[Data records]
'''

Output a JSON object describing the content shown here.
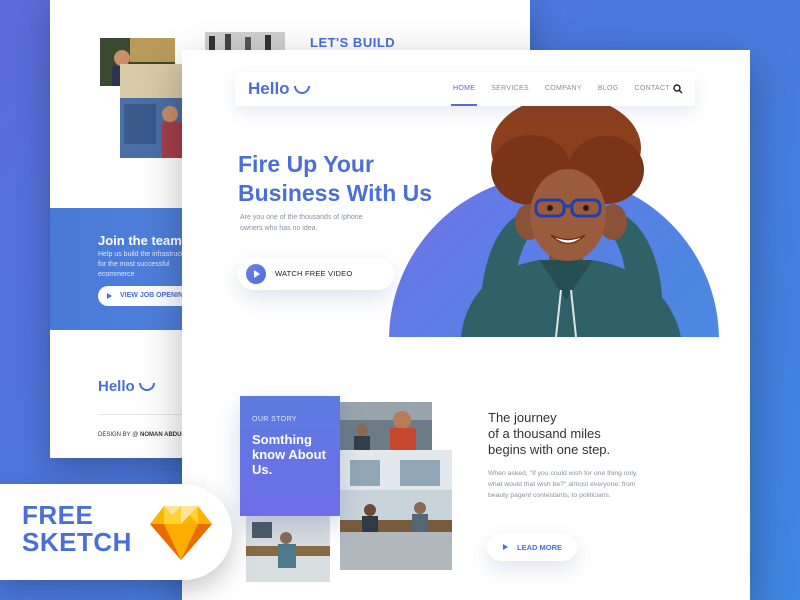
{
  "back_page": {
    "title": "LET'S BUILD",
    "join_title": "Join the team",
    "join_text": "Help us build the infrastructure for the most successful ecommerce",
    "job_button": "VIEW JOB OPENINGS",
    "logo": "Hello",
    "credit_prefix": "DESIGN BY @",
    "credit_name": "NOMAN ABDULLAH"
  },
  "main_page": {
    "logo": "Hello",
    "nav": [
      {
        "label": "HOME",
        "active": true
      },
      {
        "label": "SERVICES",
        "active": false
      },
      {
        "label": "COMPANY",
        "active": false
      },
      {
        "label": "BLOG",
        "active": false
      },
      {
        "label": "CONTACT",
        "active": false
      }
    ],
    "search_icon": "search-icon",
    "hero": {
      "title_line1": "Fire Up Your",
      "title_line2": "Business With Us",
      "subtitle": "Are you one of the thousands of Iphone owners who has no idea.",
      "video_button": "WATCH FREE VIDEO"
    },
    "story": {
      "kicker": "OUR STORY",
      "title": "Somthing know About Us."
    },
    "journey": {
      "title_line1": "The journey",
      "title_line2": "of a thousand miles",
      "title_line3": "begins with one step.",
      "text": "When asked, \"If you could wish for one thing only, what would that wish be?\" almost everyone; from beauty pagent contestants, to politicians.",
      "button": "LEAD MORE"
    }
  },
  "badge": {
    "line1": "FREE",
    "line2": "SKETCH"
  },
  "colors": {
    "accent": "#4a6fd6",
    "background_start": "#5b6bd8",
    "background_end": "#3f86e0",
    "sketch_orange": "#f6a821"
  }
}
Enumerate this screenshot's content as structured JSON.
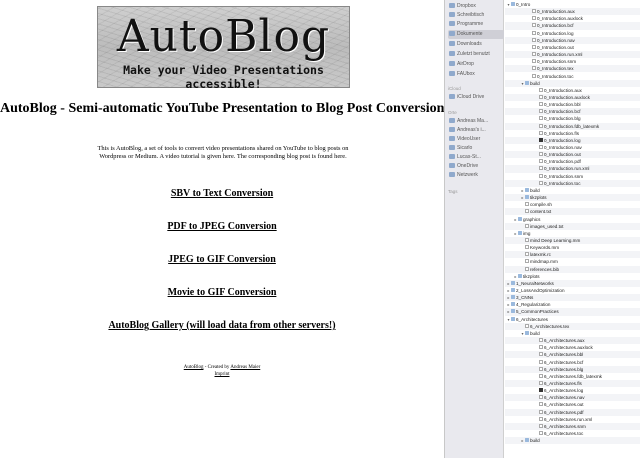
{
  "webpage": {
    "logo": {
      "title": "AutoBlog",
      "subtitle": "Make your Video Presentations accessible!"
    },
    "heading": "AutoBlog - Semi-automatic YouTube Presentation to Blog Post Conversion",
    "intro": "This is AutoBlog, a set of tools to convert video presentations shared on YouTube to blog posts on Wordpress or Medium. A video tutorial is given here. The corresponding blog post is found here.",
    "links": [
      "SBV to Text Conversion",
      "PDF to JPEG Conversion",
      "JPEG to GIF Conversion",
      "Movie to GIF Conversion",
      "AutoBlog Gallery (will load data from other servers!)"
    ],
    "footer": {
      "brand": "AutoBlog",
      "created_by": " - Created by ",
      "author": "Andreas Maier",
      "imprint": "Imprint"
    }
  },
  "sidebar": {
    "items": [
      "Dropbox",
      "Schreibtisch",
      "Programme",
      "Dokumente",
      "Downloads",
      "Zuletzt benutzt",
      "AirDrop",
      "FAUbox"
    ],
    "selected_index": 3,
    "header_icloud": "iCloud",
    "icloud_items": [
      "iCloud Drive"
    ],
    "header_orte": "Orte",
    "places": [
      "Andreas Ma...",
      "Andreas's i...",
      "VideoUser",
      "Sicarlo",
      "Lucas-St...",
      "OneDrive",
      "Netzwerk"
    ],
    "header_tags": "Tags"
  },
  "filelist": {
    "rows": [
      {
        "indent": 0,
        "tri": "▾",
        "kind": "folder",
        "name": "0_Intro"
      },
      {
        "indent": 3,
        "tri": "",
        "kind": "file",
        "name": "0_Introduction.aux"
      },
      {
        "indent": 3,
        "tri": "",
        "kind": "file",
        "name": "0_Introduction.auxlock"
      },
      {
        "indent": 3,
        "tri": "",
        "kind": "file",
        "name": "0_Introduction.bcf"
      },
      {
        "indent": 3,
        "tri": "",
        "kind": "file",
        "name": "0_Introduction.log"
      },
      {
        "indent": 3,
        "tri": "",
        "kind": "file",
        "name": "0_Introduction.nav"
      },
      {
        "indent": 3,
        "tri": "",
        "kind": "file",
        "name": "0_Introduction.out"
      },
      {
        "indent": 3,
        "tri": "",
        "kind": "file",
        "name": "0_Introduction.run.xml"
      },
      {
        "indent": 3,
        "tri": "",
        "kind": "file",
        "name": "0_Introduction.snm"
      },
      {
        "indent": 3,
        "tri": "",
        "kind": "file",
        "name": "0_Introduction.tex"
      },
      {
        "indent": 3,
        "tri": "",
        "kind": "file",
        "name": "0_Introduction.toc"
      },
      {
        "indent": 2,
        "tri": "▾",
        "kind": "folder",
        "name": "build"
      },
      {
        "indent": 4,
        "tri": "",
        "kind": "file",
        "name": "0_Introduction.aux"
      },
      {
        "indent": 4,
        "tri": "",
        "kind": "file",
        "name": "0_Introduction.auxlock"
      },
      {
        "indent": 4,
        "tri": "",
        "kind": "file",
        "name": "0_Introduction.bbl"
      },
      {
        "indent": 4,
        "tri": "",
        "kind": "file",
        "name": "0_Introduction.bcf"
      },
      {
        "indent": 4,
        "tri": "",
        "kind": "file",
        "name": "0_Introduction.blg"
      },
      {
        "indent": 4,
        "tri": "",
        "kind": "file",
        "name": "0_Introduction.fdb_latexmk"
      },
      {
        "indent": 4,
        "tri": "",
        "kind": "file",
        "name": "0_Introduction.fls"
      },
      {
        "indent": 4,
        "tri": "",
        "kind": "dark",
        "name": "0_Introduction.log"
      },
      {
        "indent": 4,
        "tri": "",
        "kind": "file",
        "name": "0_Introduction.nav"
      },
      {
        "indent": 4,
        "tri": "",
        "kind": "file",
        "name": "0_Introduction.out"
      },
      {
        "indent": 4,
        "tri": "",
        "kind": "file",
        "name": "0_Introduction.pdf"
      },
      {
        "indent": 4,
        "tri": "",
        "kind": "file",
        "name": "0_Introduction.run.xml"
      },
      {
        "indent": 4,
        "tri": "",
        "kind": "file",
        "name": "0_Introduction.snm"
      },
      {
        "indent": 4,
        "tri": "",
        "kind": "file",
        "name": "0_Introduction.toc"
      },
      {
        "indent": 2,
        "tri": "▸",
        "kind": "folder",
        "name": "build"
      },
      {
        "indent": 2,
        "tri": "▸",
        "kind": "folder",
        "name": "tikzplots"
      },
      {
        "indent": 2,
        "tri": "",
        "kind": "file",
        "name": "compile.sh"
      },
      {
        "indent": 2,
        "tri": "",
        "kind": "file",
        "name": "content.txt"
      },
      {
        "indent": 1,
        "tri": "▸",
        "kind": "folder",
        "name": "graphics"
      },
      {
        "indent": 2,
        "tri": "",
        "kind": "file",
        "name": "images_used.txt"
      },
      {
        "indent": 1,
        "tri": "▸",
        "kind": "folder",
        "name": "img"
      },
      {
        "indent": 2,
        "tri": "",
        "kind": "file",
        "name": "mind Deep Learning.mm"
      },
      {
        "indent": 2,
        "tri": "",
        "kind": "file",
        "name": "Keywords.mm"
      },
      {
        "indent": 2,
        "tri": "",
        "kind": "file",
        "name": "latexmk.rc"
      },
      {
        "indent": 2,
        "tri": "",
        "kind": "file",
        "name": "mindmap.mm"
      },
      {
        "indent": 2,
        "tri": "",
        "kind": "file",
        "name": "references.bib"
      },
      {
        "indent": 1,
        "tri": "▸",
        "kind": "folder",
        "name": "tikzplots"
      },
      {
        "indent": 0,
        "tri": "▸",
        "kind": "folder",
        "name": "1_NeuralNetworks"
      },
      {
        "indent": 0,
        "tri": "▸",
        "kind": "folder",
        "name": "2_LossAndOptimization"
      },
      {
        "indent": 0,
        "tri": "▸",
        "kind": "folder",
        "name": "3_CNNs"
      },
      {
        "indent": 0,
        "tri": "▸",
        "kind": "folder",
        "name": "4_Regularization"
      },
      {
        "indent": 0,
        "tri": "▸",
        "kind": "folder",
        "name": "5_CommonPractices"
      },
      {
        "indent": 0,
        "tri": "▾",
        "kind": "folder",
        "name": "6_Architectures"
      },
      {
        "indent": 2,
        "tri": "",
        "kind": "file",
        "name": "6_Architectures.tex"
      },
      {
        "indent": 2,
        "tri": "▾",
        "kind": "folder",
        "name": "build"
      },
      {
        "indent": 4,
        "tri": "",
        "kind": "file",
        "name": "6_Architectures.aux"
      },
      {
        "indent": 4,
        "tri": "",
        "kind": "file",
        "name": "6_Architectures.auxlock"
      },
      {
        "indent": 4,
        "tri": "",
        "kind": "file",
        "name": "6_Architectures.bbl"
      },
      {
        "indent": 4,
        "tri": "",
        "kind": "file",
        "name": "6_Architectures.bcf"
      },
      {
        "indent": 4,
        "tri": "",
        "kind": "file",
        "name": "6_Architectures.blg"
      },
      {
        "indent": 4,
        "tri": "",
        "kind": "file",
        "name": "6_Architectures.fdb_latexmk"
      },
      {
        "indent": 4,
        "tri": "",
        "kind": "file",
        "name": "6_Architectures.fls"
      },
      {
        "indent": 4,
        "tri": "",
        "kind": "dark",
        "name": "6_Architectures.log"
      },
      {
        "indent": 4,
        "tri": "",
        "kind": "file",
        "name": "6_Architectures.nav"
      },
      {
        "indent": 4,
        "tri": "",
        "kind": "file",
        "name": "6_Architectures.out"
      },
      {
        "indent": 4,
        "tri": "",
        "kind": "file",
        "name": "6_Architectures.pdf"
      },
      {
        "indent": 4,
        "tri": "",
        "kind": "file",
        "name": "6_Architectures.run.xml"
      },
      {
        "indent": 4,
        "tri": "",
        "kind": "file",
        "name": "6_Architectures.snm"
      },
      {
        "indent": 4,
        "tri": "",
        "kind": "file",
        "name": "6_Architectures.toc"
      },
      {
        "indent": 2,
        "tri": "▸",
        "kind": "folder",
        "name": "build"
      }
    ]
  },
  "colors": {
    "folder_icon": "#9ab9dd",
    "sidebar_bg": "#e9e9ee",
    "selected_bg": "#cfcfd6"
  }
}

'''

* _Exercise details_: Using the records above, list each line that includes "YouTube".

* _Written response_:
    "heading": "AutoBlog - Semi-automatic YouTube Presentation to Blog Post Conversion",
    "intro": "This is AutoBlog, a set of tools to convert video presentations shared on YouTube to blog posts on Wordpress or Medium. A video tutorial is given here. The corresponding blog post is found here.",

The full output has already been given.